Data excerpts:
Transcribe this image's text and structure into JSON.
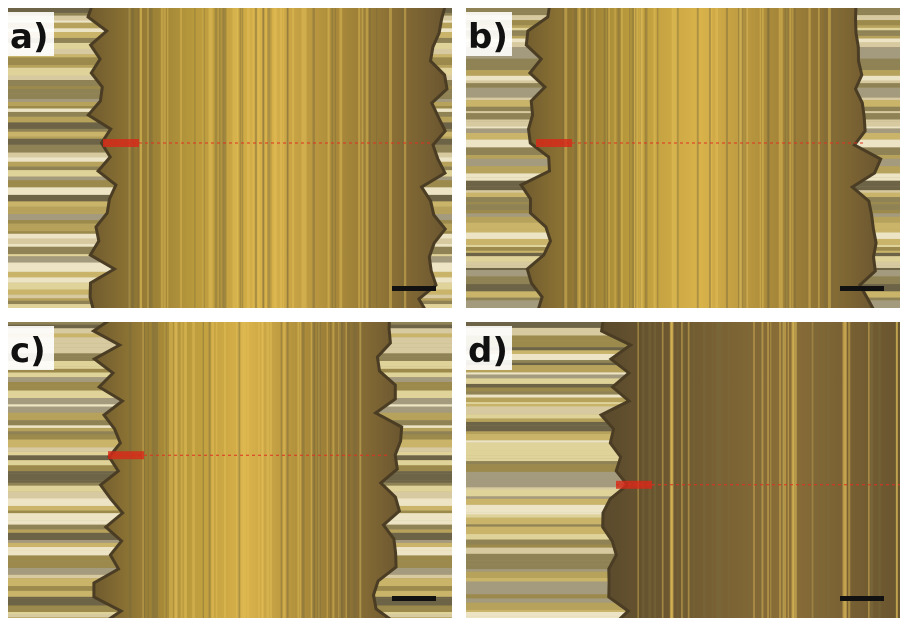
{
  "panels": [
    {
      "label": "a)"
    },
    {
      "label": "b)"
    },
    {
      "label": "c)"
    },
    {
      "label": "d)"
    }
  ]
}
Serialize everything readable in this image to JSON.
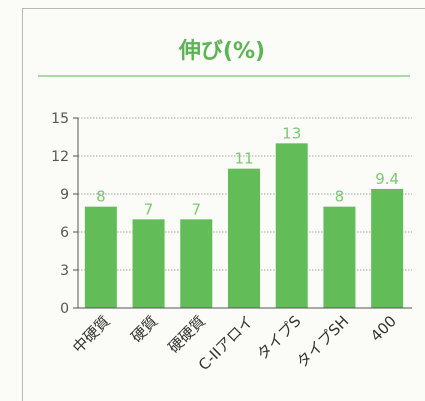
{
  "chart_data": {
    "type": "bar",
    "title": "伸び(%)",
    "categories": [
      "中硬質",
      "硬質",
      "硬硬質",
      "C-IIアロイ",
      "タイプS",
      "タイプSH",
      "400"
    ],
    "values": [
      8,
      7,
      7,
      11,
      13,
      8,
      9.4
    ],
    "data_labels": [
      "8",
      "7",
      "7",
      "11",
      "13",
      "8",
      "9.4"
    ],
    "ylim": [
      0,
      15
    ],
    "yticks": [
      "0",
      "3",
      "6",
      "9",
      "12",
      "15"
    ],
    "grid": true,
    "xlabel": "",
    "ylabel": "",
    "colors": {
      "bar": "#62bd58",
      "title": "#5cb455",
      "title_rule": "#8fd08a",
      "label": "#7cc874",
      "grid": "#8a8a8a",
      "axis": "#555555",
      "tick_text": "#555555",
      "category_text": "#333333"
    }
  }
}
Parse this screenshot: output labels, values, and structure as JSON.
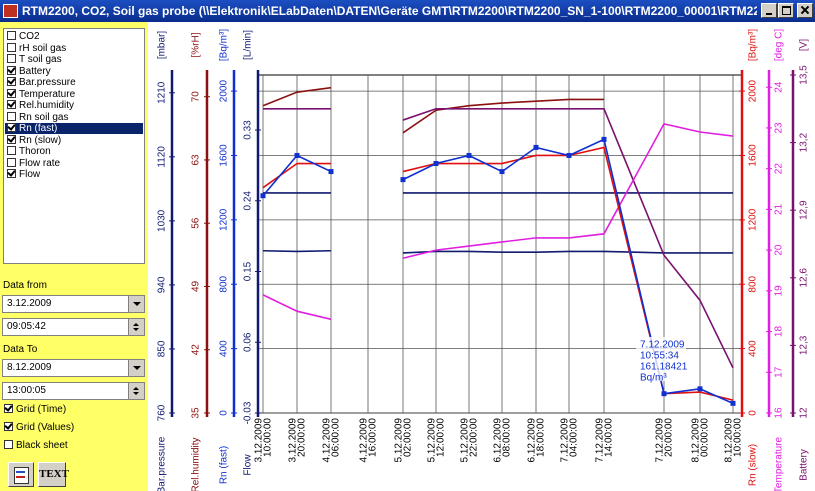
{
  "window": {
    "title": "RTM2200, CO2, Soil gas probe (\\\\Elektronik\\ELabDaten\\DATEN\\Geräte GMT\\RTM2200\\RTM2200_SN_1-100\\RTM2200_00001\\RTM2200_..."
  },
  "sidebar": {
    "channels": [
      {
        "label": "CO2",
        "checked": false
      },
      {
        "label": "rH soil gas",
        "checked": false
      },
      {
        "label": "T soil gas",
        "checked": false
      },
      {
        "label": "Battery",
        "checked": true
      },
      {
        "label": "Bar.pressure",
        "checked": true
      },
      {
        "label": "Temperature",
        "checked": true
      },
      {
        "label": "Rel.humidity",
        "checked": true
      },
      {
        "label": "Rn soil gas",
        "checked": false
      },
      {
        "label": "Rn (fast)",
        "checked": true,
        "selected": true
      },
      {
        "label": "Rn (slow)",
        "checked": true
      },
      {
        "label": "Thoron",
        "checked": false
      },
      {
        "label": "Flow rate",
        "checked": false
      },
      {
        "label": "Flow",
        "checked": true
      }
    ],
    "data_from_label": "Data from",
    "date_from": "3.12.2009",
    "time_from": "09:05:42",
    "data_to_label": "Data To",
    "date_to": "8.12.2009",
    "time_to": "13:00:05",
    "options": [
      {
        "label": "Grid (Time)",
        "checked": true
      },
      {
        "label": "Grid (Values)",
        "checked": true
      },
      {
        "label": "Black sheet",
        "checked": false
      }
    ],
    "text_button": "TEXT"
  },
  "chart_data": {
    "type": "line",
    "categories": [
      [
        "3.12.2009",
        "10:00:00"
      ],
      [
        "3.12.2009",
        "20:00:00"
      ],
      [
        "4.12.2009",
        "06:00:00"
      ],
      [
        "4.12.2009",
        "16:00:00"
      ],
      [
        "5.12.2009",
        "02:00:00"
      ],
      [
        "5.12.2009",
        "12:00:00"
      ],
      [
        "5.12.2009",
        "22:00:00"
      ],
      [
        "6.12.2009",
        "08:00:00"
      ],
      [
        "6.12.2009",
        "18:00:00"
      ],
      [
        "7.12.2009",
        "04:00:00"
      ],
      [
        "7.12.2009",
        "14:00:00"
      ],
      [
        "7.12.2009",
        "20:00:00"
      ],
      [
        "8.12.2009",
        "00:00:00"
      ],
      [
        "8.12.2009",
        "10:00:00"
      ]
    ],
    "axes": [
      {
        "name": "Bar.pressure",
        "unit": "[mbar]",
        "color": "#101a70",
        "ylim": [
          760,
          1235
        ],
        "yticks": [
          760,
          850,
          940,
          1030,
          1120,
          1210
        ]
      },
      {
        "name": "Rel.humidity",
        "unit": "[%rH]",
        "color": "#8b1010",
        "ylim": [
          35,
          72.4
        ],
        "yticks": [
          35,
          42,
          49,
          56,
          63,
          70
        ]
      },
      {
        "name": "Rn (fast)",
        "unit": "[Bq/m³]",
        "color": "#1030d0",
        "ylim": [
          0,
          2100
        ],
        "yticks": [
          0,
          400,
          800,
          1200,
          1600,
          2000
        ]
      },
      {
        "name": "Flow",
        "unit": "[L/min]",
        "color": "#101a70",
        "ylim": [
          -0.03,
          0.4
        ],
        "yticks": [
          -0.03,
          0.06,
          0.15,
          0.24,
          0.33
        ]
      },
      {
        "name": "Rn (slow)",
        "unit": "[Bq/m³]",
        "color": "#e01010",
        "ylim": [
          0,
          2100
        ],
        "yticks": [
          0,
          400,
          800,
          1200,
          1600,
          2000
        ]
      },
      {
        "name": "Temperature",
        "unit": "[deg C]",
        "color": "#e020e0",
        "ylim": [
          16,
          24.3
        ],
        "yticks": [
          16,
          17,
          18,
          19,
          20,
          21,
          22,
          23,
          24
        ]
      },
      {
        "name": "Battery",
        "unit": "[V]",
        "color": "#7a1070",
        "ylim": [
          12,
          13.5
        ],
        "yticks": [
          12,
          {
            "value": 12.3,
            "label": "12,3"
          },
          {
            "value": 12.6,
            "label": "12,6"
          },
          {
            "value": 12.9,
            "label": "12,9"
          },
          {
            "value": 13.2,
            "label": "13,2"
          },
          {
            "value": 13.5,
            "label": "13,5"
          }
        ]
      }
    ],
    "series": [
      {
        "axis": 0,
        "values": [
          988,
          987,
          988,
          null,
          985,
          987,
          987,
          986,
          986,
          987,
          987,
          985,
          985,
          985
        ]
      },
      {
        "axis": 3,
        "values": [
          0.25,
          0.25,
          0.25,
          null,
          0.25,
          0.25,
          0.25,
          0.25,
          0.25,
          0.25,
          0.25,
          0.25,
          0.25,
          0.25
        ]
      },
      {
        "axis": 1,
        "values": [
          69,
          70.5,
          71,
          null,
          66,
          68.5,
          69,
          69.3,
          69.5,
          69.7,
          69.7,
          null,
          null,
          null
        ]
      },
      {
        "axis": 6,
        "values": [
          13.35,
          13.35,
          13.35,
          null,
          13.3,
          13.35,
          13.35,
          13.35,
          13.35,
          13.35,
          13.35,
          12.7,
          12.5,
          12.2
        ]
      },
      {
        "axis": 5,
        "values": [
          18.9,
          18.5,
          18.3,
          null,
          19.8,
          20,
          20.1,
          20.2,
          20.3,
          20.3,
          20.4,
          23.1,
          22.9,
          22.8
        ]
      },
      {
        "axis": 4,
        "values": [
          1400,
          1550,
          1550,
          null,
          1500,
          1550,
          1550,
          1550,
          1600,
          1600,
          1650,
          120,
          130,
          80
        ]
      },
      {
        "axis": 2,
        "values": [
          1350,
          1600,
          1500,
          null,
          1450,
          1550,
          1600,
          1500,
          1650,
          1600,
          1700,
          120,
          150,
          60
        ],
        "markers": true
      }
    ],
    "annotation": [
      "7.12.2009",
      "10:55:34",
      "161.18421",
      "Bq/m³"
    ]
  }
}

Aim: Find the word "pressure" and list each line it appears in.

Solution:
        "label": "Bar.pressure",
        "name": "Bar.pressure",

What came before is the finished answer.